◆ What is being asked ◆
Copy each of the following records verbatim, line for line.

** Start of Data **

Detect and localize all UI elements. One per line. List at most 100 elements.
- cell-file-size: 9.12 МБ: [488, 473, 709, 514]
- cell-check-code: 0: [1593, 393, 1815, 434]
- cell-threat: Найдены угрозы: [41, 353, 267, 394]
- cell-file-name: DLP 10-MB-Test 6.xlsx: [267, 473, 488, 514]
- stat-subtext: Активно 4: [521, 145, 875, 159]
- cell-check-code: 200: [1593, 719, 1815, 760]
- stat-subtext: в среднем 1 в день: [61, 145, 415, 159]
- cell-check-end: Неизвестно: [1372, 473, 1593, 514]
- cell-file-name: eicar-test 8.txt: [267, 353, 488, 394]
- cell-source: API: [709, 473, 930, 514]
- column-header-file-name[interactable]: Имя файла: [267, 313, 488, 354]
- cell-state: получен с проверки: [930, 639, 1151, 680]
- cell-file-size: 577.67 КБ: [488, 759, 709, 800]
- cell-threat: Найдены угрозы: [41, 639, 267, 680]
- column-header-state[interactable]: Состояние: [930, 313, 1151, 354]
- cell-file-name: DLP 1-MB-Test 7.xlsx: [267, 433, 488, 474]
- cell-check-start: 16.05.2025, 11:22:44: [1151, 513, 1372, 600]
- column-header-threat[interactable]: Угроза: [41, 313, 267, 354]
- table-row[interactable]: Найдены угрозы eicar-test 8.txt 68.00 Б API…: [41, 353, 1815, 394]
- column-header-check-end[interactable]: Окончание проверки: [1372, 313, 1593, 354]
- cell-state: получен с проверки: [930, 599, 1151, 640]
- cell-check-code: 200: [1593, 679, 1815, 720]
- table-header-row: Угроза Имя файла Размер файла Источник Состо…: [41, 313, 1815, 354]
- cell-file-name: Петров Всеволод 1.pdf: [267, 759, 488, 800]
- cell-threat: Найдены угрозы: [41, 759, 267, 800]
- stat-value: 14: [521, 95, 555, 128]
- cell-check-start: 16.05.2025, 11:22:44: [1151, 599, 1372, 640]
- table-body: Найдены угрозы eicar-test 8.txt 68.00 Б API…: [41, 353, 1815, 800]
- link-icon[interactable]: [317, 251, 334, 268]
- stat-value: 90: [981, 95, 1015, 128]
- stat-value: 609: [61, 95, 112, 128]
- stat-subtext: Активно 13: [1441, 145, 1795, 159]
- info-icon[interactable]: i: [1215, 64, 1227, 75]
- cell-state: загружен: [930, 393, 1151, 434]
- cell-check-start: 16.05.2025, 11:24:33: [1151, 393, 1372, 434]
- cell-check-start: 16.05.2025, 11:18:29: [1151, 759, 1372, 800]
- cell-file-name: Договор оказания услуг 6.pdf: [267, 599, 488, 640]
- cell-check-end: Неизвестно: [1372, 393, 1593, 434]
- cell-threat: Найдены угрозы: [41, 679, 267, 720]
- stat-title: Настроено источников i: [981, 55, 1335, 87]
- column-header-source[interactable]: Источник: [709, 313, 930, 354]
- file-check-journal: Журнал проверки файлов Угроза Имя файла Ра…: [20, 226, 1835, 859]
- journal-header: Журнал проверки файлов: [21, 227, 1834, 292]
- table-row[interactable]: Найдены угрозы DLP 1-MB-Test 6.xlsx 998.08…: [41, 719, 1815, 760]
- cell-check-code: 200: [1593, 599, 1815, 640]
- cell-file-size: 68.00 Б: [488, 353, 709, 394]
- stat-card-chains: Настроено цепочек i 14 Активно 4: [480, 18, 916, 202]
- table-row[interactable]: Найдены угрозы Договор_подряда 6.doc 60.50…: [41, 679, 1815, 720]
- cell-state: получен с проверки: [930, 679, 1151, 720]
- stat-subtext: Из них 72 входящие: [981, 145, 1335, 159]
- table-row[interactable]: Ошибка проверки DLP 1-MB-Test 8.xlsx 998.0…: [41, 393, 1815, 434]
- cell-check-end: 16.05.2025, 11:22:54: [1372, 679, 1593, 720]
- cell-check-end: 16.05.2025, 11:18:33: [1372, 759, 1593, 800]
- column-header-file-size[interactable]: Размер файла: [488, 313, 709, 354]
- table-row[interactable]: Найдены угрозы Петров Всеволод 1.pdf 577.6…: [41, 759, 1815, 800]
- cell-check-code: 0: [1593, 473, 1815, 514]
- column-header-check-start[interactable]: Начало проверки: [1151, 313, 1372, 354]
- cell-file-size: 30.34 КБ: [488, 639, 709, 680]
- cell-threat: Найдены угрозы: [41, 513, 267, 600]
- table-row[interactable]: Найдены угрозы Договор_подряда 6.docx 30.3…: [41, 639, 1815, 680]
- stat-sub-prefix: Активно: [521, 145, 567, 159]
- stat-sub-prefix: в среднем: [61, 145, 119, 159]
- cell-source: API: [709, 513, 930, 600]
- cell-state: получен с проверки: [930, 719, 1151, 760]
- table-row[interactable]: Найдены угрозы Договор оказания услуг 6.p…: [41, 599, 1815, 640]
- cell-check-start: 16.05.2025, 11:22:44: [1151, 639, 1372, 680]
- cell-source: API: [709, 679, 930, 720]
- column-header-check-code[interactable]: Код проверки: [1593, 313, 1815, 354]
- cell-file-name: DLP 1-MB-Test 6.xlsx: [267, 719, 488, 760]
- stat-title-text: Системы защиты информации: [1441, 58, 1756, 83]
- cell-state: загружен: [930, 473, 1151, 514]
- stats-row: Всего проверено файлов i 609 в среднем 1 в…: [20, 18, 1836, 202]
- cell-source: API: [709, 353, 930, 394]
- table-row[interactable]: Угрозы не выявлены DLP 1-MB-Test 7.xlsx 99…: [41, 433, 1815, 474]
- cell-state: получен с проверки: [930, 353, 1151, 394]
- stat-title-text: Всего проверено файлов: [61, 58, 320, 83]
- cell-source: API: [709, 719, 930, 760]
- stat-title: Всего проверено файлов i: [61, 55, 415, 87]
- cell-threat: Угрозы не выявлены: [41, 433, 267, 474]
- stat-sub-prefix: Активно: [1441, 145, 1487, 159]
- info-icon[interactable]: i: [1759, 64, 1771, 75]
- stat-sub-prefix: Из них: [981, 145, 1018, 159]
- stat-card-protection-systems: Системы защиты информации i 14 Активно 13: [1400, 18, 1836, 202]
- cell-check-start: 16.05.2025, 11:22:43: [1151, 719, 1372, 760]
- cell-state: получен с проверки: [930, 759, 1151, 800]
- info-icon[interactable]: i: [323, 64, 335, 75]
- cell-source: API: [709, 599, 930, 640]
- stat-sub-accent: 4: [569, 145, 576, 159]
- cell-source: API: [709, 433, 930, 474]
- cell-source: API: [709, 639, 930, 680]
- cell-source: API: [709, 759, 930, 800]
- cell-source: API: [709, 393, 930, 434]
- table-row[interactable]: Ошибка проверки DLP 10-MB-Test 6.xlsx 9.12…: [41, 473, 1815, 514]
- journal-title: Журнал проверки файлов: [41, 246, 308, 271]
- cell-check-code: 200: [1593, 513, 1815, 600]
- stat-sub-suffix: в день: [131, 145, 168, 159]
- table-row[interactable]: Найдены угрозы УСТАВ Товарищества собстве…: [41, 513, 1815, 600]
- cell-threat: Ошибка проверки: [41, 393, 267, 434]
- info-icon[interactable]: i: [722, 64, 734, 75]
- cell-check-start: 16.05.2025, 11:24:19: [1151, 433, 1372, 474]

** End of Data **

◆ The solution ◆
Detect and localize all UI elements. One per line. List at most 100 elements.
- cell-file-size: 9.12 МБ: [488, 473, 709, 514]
- cell-check-code: 0: [1593, 393, 1815, 434]
- cell-threat: Найдены угрозы: [41, 353, 267, 394]
- cell-file-name: DLP 10-MB-Test 6.xlsx: [267, 473, 488, 514]
- stat-subtext: Активно 4: [521, 145, 875, 159]
- cell-check-code: 200: [1593, 719, 1815, 760]
- stat-subtext: в среднем 1 в день: [61, 145, 415, 159]
- cell-check-end: Неизвестно: [1372, 473, 1593, 514]
- cell-file-name: eicar-test 8.txt: [267, 353, 488, 394]
- cell-source: API: [709, 473, 930, 514]
- column-header-file-name[interactable]: Имя файла: [267, 313, 488, 354]
- cell-state: получен с проверки: [930, 639, 1151, 680]
- cell-file-size: 577.67 КБ: [488, 759, 709, 800]
- cell-threat: Найдены угрозы: [41, 639, 267, 680]
- column-header-state[interactable]: Состояние: [930, 313, 1151, 354]
- cell-file-name: DLP 1-MB-Test 7.xlsx: [267, 433, 488, 474]
- cell-check-start: 16.05.2025, 11:22:44: [1151, 513, 1372, 600]
- column-header-threat[interactable]: Угроза: [41, 313, 267, 354]
- table-row[interactable]: Найдены угрозы eicar-test 8.txt 68.00 Б API…: [41, 353, 1815, 394]
- column-header-check-end[interactable]: Окончание проверки: [1372, 313, 1593, 354]
- cell-state: получен с проверки: [930, 599, 1151, 640]
- cell-check-code: 200: [1593, 679, 1815, 720]
- table-header-row: Угроза Имя файла Размер файла Источник Состо…: [41, 313, 1815, 354]
- cell-file-name: Петров Всеволод 1.pdf: [267, 759, 488, 800]
- cell-threat: Найдены угрозы: [41, 759, 267, 800]
- stat-value: 14: [521, 95, 555, 128]
- cell-check-start: 16.05.2025, 11:22:44: [1151, 599, 1372, 640]
- table-body: Найдены угрозы eicar-test 8.txt 68.00 Б API…: [41, 353, 1815, 800]
- link-icon[interactable]: [317, 251, 334, 268]
- stat-value: 90: [981, 95, 1015, 128]
- stat-value: 609: [61, 95, 112, 128]
- stat-subtext: Активно 13: [1441, 145, 1795, 159]
- info-icon[interactable]: i: [1215, 64, 1227, 75]
- cell-state: загружен: [930, 393, 1151, 434]
- cell-check-start: 16.05.2025, 11:24:33: [1151, 393, 1372, 434]
- cell-check-start: 16.05.2025, 11:18:29: [1151, 759, 1372, 800]
- cell-file-name: Договор оказания услуг 6.pdf: [267, 599, 488, 640]
- cell-check-end: Неизвестно: [1372, 393, 1593, 434]
- cell-threat: Найдены угрозы: [41, 679, 267, 720]
- stat-title: Настроено источников i: [981, 55, 1335, 87]
- column-header-source[interactable]: Источник: [709, 313, 930, 354]
- file-check-journal: Журнал проверки файлов Угроза Имя файла Ра…: [20, 226, 1835, 859]
- journal-header: Журнал проверки файлов: [21, 227, 1834, 292]
- table-row[interactable]: Найдены угрозы DLP 1-MB-Test 6.xlsx 998.08…: [41, 719, 1815, 760]
- cell-check-code: 200: [1593, 599, 1815, 640]
- cell-file-size: 68.00 Б: [488, 353, 709, 394]
- stat-card-chains: Настроено цепочек i 14 Активно 4: [480, 18, 916, 202]
- table-row[interactable]: Найдены угрозы Договор_подряда 6.doc 60.50…: [41, 679, 1815, 720]
- cell-state: получен с проверки: [930, 679, 1151, 720]
- stat-subtext: Из них 72 входящие: [981, 145, 1335, 159]
- table-row[interactable]: Ошибка проверки DLP 1-MB-Test 8.xlsx 998.0…: [41, 393, 1815, 434]
- cell-check-end: 16.05.2025, 11:22:54: [1372, 679, 1593, 720]
- cell-check-end: 16.05.2025, 11:18:33: [1372, 759, 1593, 800]
- column-header-file-size[interactable]: Размер файла: [488, 313, 709, 354]
- table-row[interactable]: Найдены угрозы Петров Всеволод 1.pdf 577.6…: [41, 759, 1815, 800]
- cell-check-code: 0: [1593, 473, 1815, 514]
- column-header-check-start[interactable]: Начало проверки: [1151, 313, 1372, 354]
- cell-file-size: 30.34 КБ: [488, 639, 709, 680]
- cell-threat: Найдены угрозы: [41, 513, 267, 600]
- table-row[interactable]: Найдены угрозы Договор_подряда 6.docx 30.3…: [41, 639, 1815, 680]
- stat-sub-prefix: Активно: [521, 145, 567, 159]
- stat-sub-prefix: в среднем: [61, 145, 119, 159]
- cell-source: API: [709, 513, 930, 600]
- cell-state: получен с проверки: [930, 719, 1151, 760]
- table-row[interactable]: Найдены угрозы Договор оказания услуг 6.p…: [41, 599, 1815, 640]
- cell-check-start: 16.05.2025, 11:22:44: [1151, 639, 1372, 680]
- cell-source: API: [709, 679, 930, 720]
- column-header-check-code[interactable]: Код проверки: [1593, 313, 1815, 354]
- cell-file-name: DLP 1-MB-Test 6.xlsx: [267, 719, 488, 760]
- stat-title-text: Системы защиты информации: [1441, 58, 1756, 83]
- cell-state: загружен: [930, 473, 1151, 514]
- stats-row: Всего проверено файлов i 609 в среднем 1 в…: [20, 18, 1836, 202]
- cell-source: API: [709, 353, 930, 394]
- table-row[interactable]: Угрозы не выявлены DLP 1-MB-Test 7.xlsx 99…: [41, 433, 1815, 474]
- cell-state: получен с проверки: [930, 353, 1151, 394]
- stat-title-text: Всего проверено файлов: [61, 58, 320, 83]
- cell-source: API: [709, 719, 930, 760]
- stat-title: Всего проверено файлов i: [61, 55, 415, 87]
- cell-threat: Угрозы не выявлены: [41, 433, 267, 474]
- stat-sub-prefix: Активно: [1441, 145, 1487, 159]
- info-icon[interactable]: i: [1759, 64, 1771, 75]
- stat-sub-prefix: Из них: [981, 145, 1018, 159]
- stat-card-protection-systems: Системы защиты информации i 14 Активно 13: [1400, 18, 1836, 202]
- cell-check-start: 16.05.2025, 11:22:43: [1151, 719, 1372, 760]
- cell-state: получен с проверки: [930, 759, 1151, 800]
- info-icon[interactable]: i: [323, 64, 335, 75]
- cell-source: API: [709, 599, 930, 640]
- stat-sub-accent: 4: [569, 145, 576, 159]
- cell-source: API: [709, 433, 930, 474]
- cell-source: API: [709, 639, 930, 680]
- cell-source: API: [709, 759, 930, 800]
- cell-source: API: [709, 393, 930, 434]
- table-row[interactable]: Ошибка проверки DLP 10-MB-Test 6.xlsx 9.12…: [41, 473, 1815, 514]
- journal-title: Журнал проверки файлов: [41, 246, 308, 271]
- cell-check-code: 200: [1593, 513, 1815, 600]
- stat-sub-suffix: в день: [131, 145, 168, 159]
- table-row[interactable]: Найдены угрозы УСТАВ Товарищества собстве…: [41, 513, 1815, 600]
- cell-threat: Ошибка проверки: [41, 393, 267, 434]
- info-icon[interactable]: i: [722, 64, 734, 75]
- cell-check-start: 16.05.2025, 11:24:19: [1151, 433, 1372, 474]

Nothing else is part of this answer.